→ YOUR INSTRUCTIONS
Search the material for the string "screenshot", then report how many lines hold it, with no other text.

→ EXTRACTED RECORDS
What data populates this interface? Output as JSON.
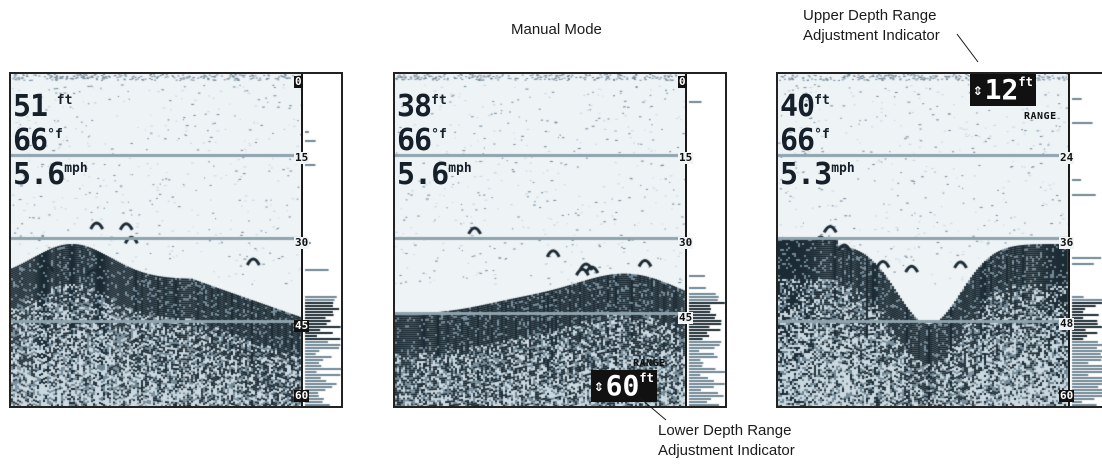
{
  "captions": {
    "manual_mode": "Manual Mode",
    "upper_indicator": [
      "Upper Depth Range",
      "Adjustment Indicator"
    ],
    "lower_indicator": [
      "Lower Depth Range",
      "Adjustment Indicator"
    ]
  },
  "screens": [
    {
      "depth": "51",
      "depth_unit": "ft",
      "temp": "66",
      "temp_unit": "°f",
      "speed": "5.6",
      "speed_unit": "mph",
      "scale_labels": [
        "0",
        "15",
        "30",
        "45",
        "60"
      ],
      "seed": 11
    },
    {
      "depth": "38",
      "depth_unit": "ft",
      "temp": "66",
      "temp_unit": "°f",
      "speed": "5.6",
      "speed_unit": "mph",
      "scale_labels": [
        "0",
        "15",
        "30",
        "45",
        "60"
      ],
      "range_label": "RANGE",
      "range_value": "60",
      "range_unit": "ft",
      "range_arrows": "⇕",
      "seed": 29
    },
    {
      "depth": "40",
      "depth_unit": "ft",
      "temp": "66",
      "temp_unit": "°f",
      "speed": "5.3",
      "speed_unit": "mph",
      "scale_labels": [
        "24",
        "36",
        "48",
        "60"
      ],
      "range_label": "RANGE",
      "range_value": "12",
      "range_unit": "ft",
      "range_arrows": "⇕",
      "seed": 47
    }
  ],
  "colors": {
    "sonar_dark": "#1b2a33",
    "sonar_mid": "#6f8794",
    "sonar_light": "#c9d7df",
    "background": "#eef3f6",
    "grid": "#8fa3ad"
  }
}
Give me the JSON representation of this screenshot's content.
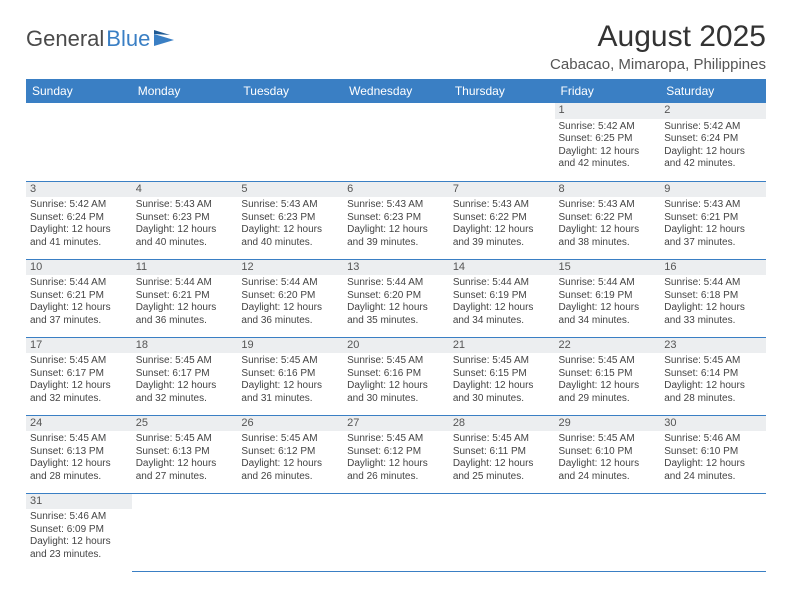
{
  "logo": {
    "text1": "General",
    "text2": "Blue"
  },
  "title": "August 2025",
  "subtitle": "Cabacao, Mimaropa, Philippines",
  "colors": {
    "header_bg": "#3a7fc4",
    "header_text": "#ffffff",
    "daybar_bg": "#eceef0",
    "cell_border": "#3a7fc4",
    "body_text": "#444444",
    "title_text": "#333333"
  },
  "headers": [
    "Sunday",
    "Monday",
    "Tuesday",
    "Wednesday",
    "Thursday",
    "Friday",
    "Saturday"
  ],
  "weeks": [
    [
      null,
      null,
      null,
      null,
      null,
      {
        "d": "1",
        "sr": "Sunrise: 5:42 AM",
        "ss": "Sunset: 6:25 PM",
        "dl1": "Daylight: 12 hours",
        "dl2": "and 42 minutes."
      },
      {
        "d": "2",
        "sr": "Sunrise: 5:42 AM",
        "ss": "Sunset: 6:24 PM",
        "dl1": "Daylight: 12 hours",
        "dl2": "and 42 minutes."
      }
    ],
    [
      {
        "d": "3",
        "sr": "Sunrise: 5:42 AM",
        "ss": "Sunset: 6:24 PM",
        "dl1": "Daylight: 12 hours",
        "dl2": "and 41 minutes."
      },
      {
        "d": "4",
        "sr": "Sunrise: 5:43 AM",
        "ss": "Sunset: 6:23 PM",
        "dl1": "Daylight: 12 hours",
        "dl2": "and 40 minutes."
      },
      {
        "d": "5",
        "sr": "Sunrise: 5:43 AM",
        "ss": "Sunset: 6:23 PM",
        "dl1": "Daylight: 12 hours",
        "dl2": "and 40 minutes."
      },
      {
        "d": "6",
        "sr": "Sunrise: 5:43 AM",
        "ss": "Sunset: 6:23 PM",
        "dl1": "Daylight: 12 hours",
        "dl2": "and 39 minutes."
      },
      {
        "d": "7",
        "sr": "Sunrise: 5:43 AM",
        "ss": "Sunset: 6:22 PM",
        "dl1": "Daylight: 12 hours",
        "dl2": "and 39 minutes."
      },
      {
        "d": "8",
        "sr": "Sunrise: 5:43 AM",
        "ss": "Sunset: 6:22 PM",
        "dl1": "Daylight: 12 hours",
        "dl2": "and 38 minutes."
      },
      {
        "d": "9",
        "sr": "Sunrise: 5:43 AM",
        "ss": "Sunset: 6:21 PM",
        "dl1": "Daylight: 12 hours",
        "dl2": "and 37 minutes."
      }
    ],
    [
      {
        "d": "10",
        "sr": "Sunrise: 5:44 AM",
        "ss": "Sunset: 6:21 PM",
        "dl1": "Daylight: 12 hours",
        "dl2": "and 37 minutes."
      },
      {
        "d": "11",
        "sr": "Sunrise: 5:44 AM",
        "ss": "Sunset: 6:21 PM",
        "dl1": "Daylight: 12 hours",
        "dl2": "and 36 minutes."
      },
      {
        "d": "12",
        "sr": "Sunrise: 5:44 AM",
        "ss": "Sunset: 6:20 PM",
        "dl1": "Daylight: 12 hours",
        "dl2": "and 36 minutes."
      },
      {
        "d": "13",
        "sr": "Sunrise: 5:44 AM",
        "ss": "Sunset: 6:20 PM",
        "dl1": "Daylight: 12 hours",
        "dl2": "and 35 minutes."
      },
      {
        "d": "14",
        "sr": "Sunrise: 5:44 AM",
        "ss": "Sunset: 6:19 PM",
        "dl1": "Daylight: 12 hours",
        "dl2": "and 34 minutes."
      },
      {
        "d": "15",
        "sr": "Sunrise: 5:44 AM",
        "ss": "Sunset: 6:19 PM",
        "dl1": "Daylight: 12 hours",
        "dl2": "and 34 minutes."
      },
      {
        "d": "16",
        "sr": "Sunrise: 5:44 AM",
        "ss": "Sunset: 6:18 PM",
        "dl1": "Daylight: 12 hours",
        "dl2": "and 33 minutes."
      }
    ],
    [
      {
        "d": "17",
        "sr": "Sunrise: 5:45 AM",
        "ss": "Sunset: 6:17 PM",
        "dl1": "Daylight: 12 hours",
        "dl2": "and 32 minutes."
      },
      {
        "d": "18",
        "sr": "Sunrise: 5:45 AM",
        "ss": "Sunset: 6:17 PM",
        "dl1": "Daylight: 12 hours",
        "dl2": "and 32 minutes."
      },
      {
        "d": "19",
        "sr": "Sunrise: 5:45 AM",
        "ss": "Sunset: 6:16 PM",
        "dl1": "Daylight: 12 hours",
        "dl2": "and 31 minutes."
      },
      {
        "d": "20",
        "sr": "Sunrise: 5:45 AM",
        "ss": "Sunset: 6:16 PM",
        "dl1": "Daylight: 12 hours",
        "dl2": "and 30 minutes."
      },
      {
        "d": "21",
        "sr": "Sunrise: 5:45 AM",
        "ss": "Sunset: 6:15 PM",
        "dl1": "Daylight: 12 hours",
        "dl2": "and 30 minutes."
      },
      {
        "d": "22",
        "sr": "Sunrise: 5:45 AM",
        "ss": "Sunset: 6:15 PM",
        "dl1": "Daylight: 12 hours",
        "dl2": "and 29 minutes."
      },
      {
        "d": "23",
        "sr": "Sunrise: 5:45 AM",
        "ss": "Sunset: 6:14 PM",
        "dl1": "Daylight: 12 hours",
        "dl2": "and 28 minutes."
      }
    ],
    [
      {
        "d": "24",
        "sr": "Sunrise: 5:45 AM",
        "ss": "Sunset: 6:13 PM",
        "dl1": "Daylight: 12 hours",
        "dl2": "and 28 minutes."
      },
      {
        "d": "25",
        "sr": "Sunrise: 5:45 AM",
        "ss": "Sunset: 6:13 PM",
        "dl1": "Daylight: 12 hours",
        "dl2": "and 27 minutes."
      },
      {
        "d": "26",
        "sr": "Sunrise: 5:45 AM",
        "ss": "Sunset: 6:12 PM",
        "dl1": "Daylight: 12 hours",
        "dl2": "and 26 minutes."
      },
      {
        "d": "27",
        "sr": "Sunrise: 5:45 AM",
        "ss": "Sunset: 6:12 PM",
        "dl1": "Daylight: 12 hours",
        "dl2": "and 26 minutes."
      },
      {
        "d": "28",
        "sr": "Sunrise: 5:45 AM",
        "ss": "Sunset: 6:11 PM",
        "dl1": "Daylight: 12 hours",
        "dl2": "and 25 minutes."
      },
      {
        "d": "29",
        "sr": "Sunrise: 5:45 AM",
        "ss": "Sunset: 6:10 PM",
        "dl1": "Daylight: 12 hours",
        "dl2": "and 24 minutes."
      },
      {
        "d": "30",
        "sr": "Sunrise: 5:46 AM",
        "ss": "Sunset: 6:10 PM",
        "dl1": "Daylight: 12 hours",
        "dl2": "and 24 minutes."
      }
    ],
    [
      {
        "d": "31",
        "sr": "Sunrise: 5:46 AM",
        "ss": "Sunset: 6:09 PM",
        "dl1": "Daylight: 12 hours",
        "dl2": "and 23 minutes."
      },
      null,
      null,
      null,
      null,
      null,
      null
    ]
  ]
}
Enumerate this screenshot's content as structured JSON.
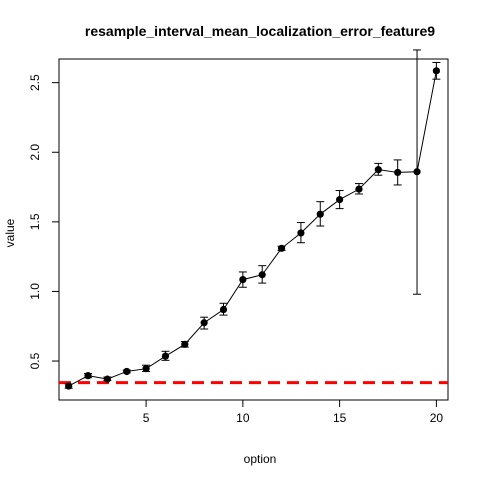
{
  "chart_data": {
    "type": "line",
    "title": "resample_interval_mean_localization_error_feature9",
    "xlabel": "option",
    "ylabel": "value",
    "xlim": [
      0.5,
      20.6
    ],
    "ylim": [
      0.22,
      2.67
    ],
    "xticks": [
      5,
      10,
      15,
      20
    ],
    "xtick_labels": [
      "5",
      "10",
      "15",
      "20"
    ],
    "yticks": [
      0.5,
      1.0,
      1.5,
      2.0,
      2.5
    ],
    "ytick_labels": [
      "0.5",
      "1.0",
      "1.5",
      "2.0",
      "2.5"
    ],
    "grid": false,
    "legend": "none",
    "series": [
      {
        "x": [
          1,
          2,
          3,
          4,
          5,
          6,
          7,
          8,
          9,
          10,
          11,
          12,
          13,
          14,
          15,
          16,
          17,
          18,
          19,
          20
        ],
        "values": [
          0.32,
          0.395,
          0.37,
          0.425,
          0.445,
          0.535,
          0.62,
          0.775,
          0.87,
          1.085,
          1.12,
          1.31,
          1.42,
          1.555,
          1.66,
          1.735,
          1.875,
          1.855,
          1.86,
          2.585
        ],
        "error_low": [
          0.305,
          0.38,
          0.36,
          0.415,
          0.425,
          0.505,
          0.6,
          0.73,
          0.83,
          1.03,
          1.06,
          1.295,
          1.35,
          1.47,
          1.595,
          1.7,
          1.835,
          1.765,
          0.98,
          2.525
        ],
        "error_high": [
          0.335,
          0.41,
          0.385,
          0.435,
          0.47,
          0.57,
          0.64,
          0.815,
          0.915,
          1.14,
          1.185,
          1.325,
          1.495,
          1.645,
          1.725,
          1.775,
          1.92,
          1.945,
          2.735,
          2.645
        ]
      }
    ],
    "reference_line": {
      "y": 0.345,
      "color": "#ff0000",
      "style": "dashed"
    },
    "colors": {
      "series": "#000000",
      "reference": "#ff0000"
    }
  }
}
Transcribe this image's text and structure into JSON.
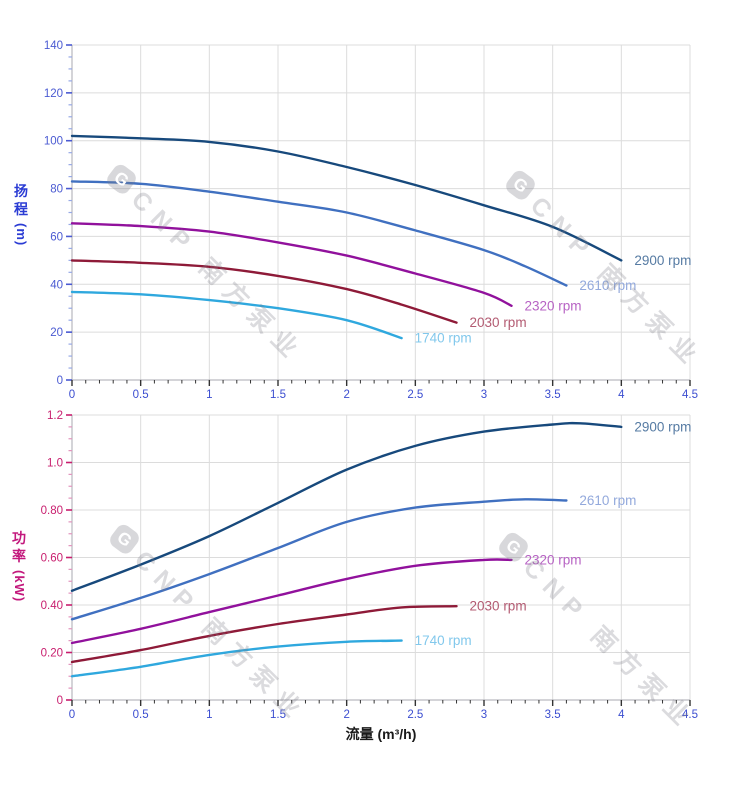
{
  "page": {
    "background": "#ffffff"
  },
  "watermark": {
    "logo_text": "G",
    "brand_text": "CNP 南方泵业"
  },
  "axes": {
    "flow_title": "流量 (m³/h)",
    "head_title_char1": "扬",
    "head_title_char2": "程",
    "head_title_unit": "(m)",
    "power_title_char1": "功",
    "power_title_char2": "率",
    "power_title_unit": "(kW)"
  },
  "colors": {
    "grid": "#dcdcdc",
    "axis_line": "#a8a8b0",
    "x_tick": "#333333",
    "top_y_label": "#4a5ad2",
    "top_y_minor_tick": "#97a9e6",
    "bottom_y_label": "#c81e6e",
    "bottom_y_minor_tick": "#e294bd",
    "x_label": "#3c4ed0"
  },
  "chart_data": [
    {
      "type": "line",
      "title": "",
      "xlabel": "流量 (m³/h)",
      "ylabel": "扬程 (m)",
      "xlim": [
        0,
        4.5
      ],
      "ylim": [
        0,
        140
      ],
      "grid": true,
      "legend_position": "end-of-curve",
      "x_major_step": 0.5,
      "x_minor_step": 0.1,
      "y_major_step": 20,
      "y_minor_step": 5,
      "x_tick_labels": [
        "0",
        "0.5",
        "1",
        "1.5",
        "2",
        "2.5",
        "3",
        "3.5",
        "4",
        "4.5"
      ],
      "y_tick_labels": [
        "0",
        "20",
        "40",
        "60",
        "80",
        "100",
        "120",
        "140"
      ],
      "y_label_color": "#4a5ad2",
      "y_minor_tick_color": "#97a9e6",
      "series": [
        {
          "name": "2900 rpm",
          "curve_color": "#17497c",
          "label_color": "#567ba3",
          "points": [
            [
              0,
              102
            ],
            [
              0.5,
              101
            ],
            [
              1,
              99.5
            ],
            [
              1.5,
              95.5
            ],
            [
              2,
              89
            ],
            [
              2.5,
              81.5
            ],
            [
              3,
              73
            ],
            [
              3.5,
              64
            ],
            [
              4,
              50
            ]
          ]
        },
        {
          "name": "2610 rpm",
          "curve_color": "#4070c0",
          "label_color": "#93a9dc",
          "points": [
            [
              0,
              83
            ],
            [
              0.5,
              82
            ],
            [
              1,
              78.7
            ],
            [
              1.5,
              74.5
            ],
            [
              2,
              70
            ],
            [
              2.5,
              62.5
            ],
            [
              3,
              54.3
            ],
            [
              3.3,
              47.5
            ],
            [
              3.6,
              39.5
            ]
          ]
        },
        {
          "name": "2320 rpm",
          "curve_color": "#91119c",
          "label_color": "#b763c4",
          "points": [
            [
              0,
              65.5
            ],
            [
              0.5,
              64.3
            ],
            [
              1,
              62
            ],
            [
              1.5,
              57.5
            ],
            [
              2,
              52
            ],
            [
              2.5,
              44.5
            ],
            [
              3,
              36.4
            ],
            [
              3.2,
              31
            ]
          ]
        },
        {
          "name": "2030 rpm",
          "curve_color": "#8e1a38",
          "label_color": "#b35b72",
          "points": [
            [
              0,
              50
            ],
            [
              0.5,
              49
            ],
            [
              1,
              47.3
            ],
            [
              1.5,
              43.5
            ],
            [
              2,
              38
            ],
            [
              2.4,
              31.5
            ],
            [
              2.8,
              24
            ]
          ]
        },
        {
          "name": "1740 rpm",
          "curve_color": "#2fa8de",
          "label_color": "#82c8ec",
          "points": [
            [
              0,
              36.8
            ],
            [
              0.5,
              35.8
            ],
            [
              1,
              33.4
            ],
            [
              1.5,
              30
            ],
            [
              2,
              25
            ],
            [
              2.4,
              17.5
            ]
          ]
        }
      ]
    },
    {
      "type": "line",
      "title": "",
      "xlabel": "流量 (m³/h)",
      "ylabel": "功率 (kW)",
      "xlim": [
        0,
        4.5
      ],
      "ylim": [
        0,
        1.2
      ],
      "grid": true,
      "legend_position": "end-of-curve",
      "x_major_step": 0.5,
      "x_minor_step": 0.1,
      "y_major_step": 0.2,
      "y_minor_step": 0.05,
      "x_tick_labels": [
        "0",
        "0.5",
        "1",
        "1.5",
        "2",
        "2.5",
        "3",
        "3.5",
        "4",
        "4.5"
      ],
      "y_tick_labels": [
        "0",
        "0.20",
        "0.40",
        "0.60",
        "0.80",
        "1.0",
        "1.2"
      ],
      "y_label_color": "#c81e6e",
      "y_minor_tick_color": "#e294bd",
      "series": [
        {
          "name": "2900 rpm",
          "curve_color": "#17497c",
          "label_color": "#567ba3",
          "points": [
            [
              0,
              0.46
            ],
            [
              0.5,
              0.57
            ],
            [
              1,
              0.69
            ],
            [
              1.5,
              0.83
            ],
            [
              2,
              0.97
            ],
            [
              2.5,
              1.07
            ],
            [
              3,
              1.13
            ],
            [
              3.5,
              1.16
            ],
            [
              3.7,
              1.165
            ],
            [
              4,
              1.15
            ]
          ]
        },
        {
          "name": "2610 rpm",
          "curve_color": "#4070c0",
          "label_color": "#93a9dc",
          "points": [
            [
              0,
              0.34
            ],
            [
              0.5,
              0.43
            ],
            [
              1,
              0.53
            ],
            [
              1.5,
              0.64
            ],
            [
              2,
              0.75
            ],
            [
              2.5,
              0.81
            ],
            [
              3,
              0.835
            ],
            [
              3.3,
              0.845
            ],
            [
              3.6,
              0.84
            ]
          ]
        },
        {
          "name": "2320 rpm",
          "curve_color": "#91119c",
          "label_color": "#b763c4",
          "points": [
            [
              0,
              0.24
            ],
            [
              0.5,
              0.3
            ],
            [
              1,
              0.37
            ],
            [
              1.5,
              0.44
            ],
            [
              2,
              0.51
            ],
            [
              2.5,
              0.565
            ],
            [
              3,
              0.59
            ],
            [
              3.2,
              0.59
            ]
          ]
        },
        {
          "name": "2030 rpm",
          "curve_color": "#8e1a38",
          "label_color": "#b35b72",
          "points": [
            [
              0,
              0.16
            ],
            [
              0.5,
              0.21
            ],
            [
              1,
              0.27
            ],
            [
              1.5,
              0.32
            ],
            [
              2,
              0.36
            ],
            [
              2.4,
              0.39
            ],
            [
              2.8,
              0.395
            ]
          ]
        },
        {
          "name": "1740 rpm",
          "curve_color": "#2fa8de",
          "label_color": "#82c8ec",
          "points": [
            [
              0,
              0.1
            ],
            [
              0.5,
              0.14
            ],
            [
              1,
              0.19
            ],
            [
              1.5,
              0.225
            ],
            [
              2,
              0.245
            ],
            [
              2.4,
              0.25
            ]
          ]
        }
      ]
    }
  ]
}
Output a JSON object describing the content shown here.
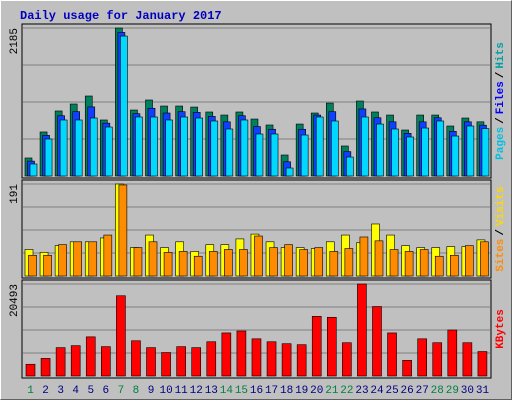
{
  "title": "Daily usage for January 2017",
  "legend_separator": "/",
  "chart_data": [
    {
      "type": "bar",
      "ylim": [
        0,
        2185
      ],
      "yticks": [
        2185
      ],
      "series": [
        {
          "name": "Hits",
          "color": "#00805c",
          "values": [
            266,
            650,
            960,
            1063,
            1181,
            827,
            2185,
            974,
            1122,
            1033,
            1033,
            1018,
            945,
            900,
            945,
            841,
            753,
            310,
            767,
            930,
            1077,
            443,
            1107,
            945,
            900,
            679,
            900,
            900,
            738,
            856,
            800
          ]
        },
        {
          "name": "Files",
          "color": "#1040ff",
          "values": [
            220,
            600,
            890,
            950,
            1020,
            780,
            2120,
            920,
            1000,
            930,
            950,
            940,
            880,
            800,
            890,
            730,
            690,
            210,
            690,
            900,
            950,
            360,
            990,
            860,
            800,
            630,
            800,
            860,
            660,
            800,
            750
          ]
        },
        {
          "name": "Pages",
          "color": "#00d8ff",
          "values": [
            177,
            546,
            827,
            827,
            856,
            723,
            2066,
            871,
            871,
            827,
            871,
            856,
            812,
            694,
            827,
            620,
            620,
            118,
            605,
            871,
            812,
            280,
            871,
            767,
            694,
            576,
            708,
            812,
            590,
            738,
            700
          ]
        }
      ]
    },
    {
      "type": "bar",
      "ylim": [
        0,
        191
      ],
      "yticks": [
        191
      ],
      "series": [
        {
          "name": "Visits",
          "color": "#ffff00",
          "values": [
            55,
            49,
            63,
            71,
            71,
            79,
            191,
            59,
            85,
            59,
            71,
            51,
            65,
            65,
            77,
            87,
            71,
            59,
            59,
            57,
            71,
            85,
            69,
            108,
            85,
            63,
            59,
            59,
            61,
            61,
            75
          ]
        },
        {
          "name": "Sites",
          "color": "#ff8c00",
          "values": [
            43,
            43,
            65,
            71,
            71,
            85,
            189,
            59,
            71,
            49,
            51,
            41,
            51,
            55,
            55,
            83,
            59,
            65,
            55,
            59,
            51,
            57,
            81,
            73,
            55,
            51,
            55,
            41,
            43,
            63,
            71
          ]
        }
      ]
    },
    {
      "type": "bar",
      "ylim": [
        0,
        20493
      ],
      "yticks": [
        20493
      ],
      "categories": [
        "1",
        "2",
        "3",
        "4",
        "5",
        "6",
        "7",
        "8",
        "9",
        "10",
        "11",
        "12",
        "13",
        "14",
        "15",
        "16",
        "17",
        "18",
        "19",
        "20",
        "21",
        "22",
        "23",
        "24",
        "25",
        "26",
        "27",
        "28",
        "29",
        "30",
        "31"
      ],
      "category_colors": [
        "#008040",
        "#000080",
        "#000080",
        "#000080",
        "#000080",
        "#000080",
        "#008040",
        "#008040",
        "#000080",
        "#000080",
        "#000080",
        "#000080",
        "#000080",
        "#008040",
        "#008040",
        "#000080",
        "#000080",
        "#000080",
        "#000080",
        "#000080",
        "#008040",
        "#008040",
        "#000080",
        "#000080",
        "#000080",
        "#000080",
        "#000080",
        "#008040",
        "#008040",
        "#000080",
        "#000080"
      ],
      "series": [
        {
          "name": "KBytes",
          "color": "#ff0000",
          "values": [
            2616,
            3924,
            6322,
            6758,
            8720,
            6540,
            17876,
            7848,
            6322,
            5232,
            6540,
            6322,
            7630,
            9592,
            10028,
            8284,
            7630,
            7194,
            6976,
            13298,
            13080,
            7412,
            20493,
            15478,
            9592,
            3488,
            8284,
            7412,
            10246,
            7412,
            5450
          ]
        }
      ]
    }
  ]
}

→ SOLUTION TO THE EXERCISE
2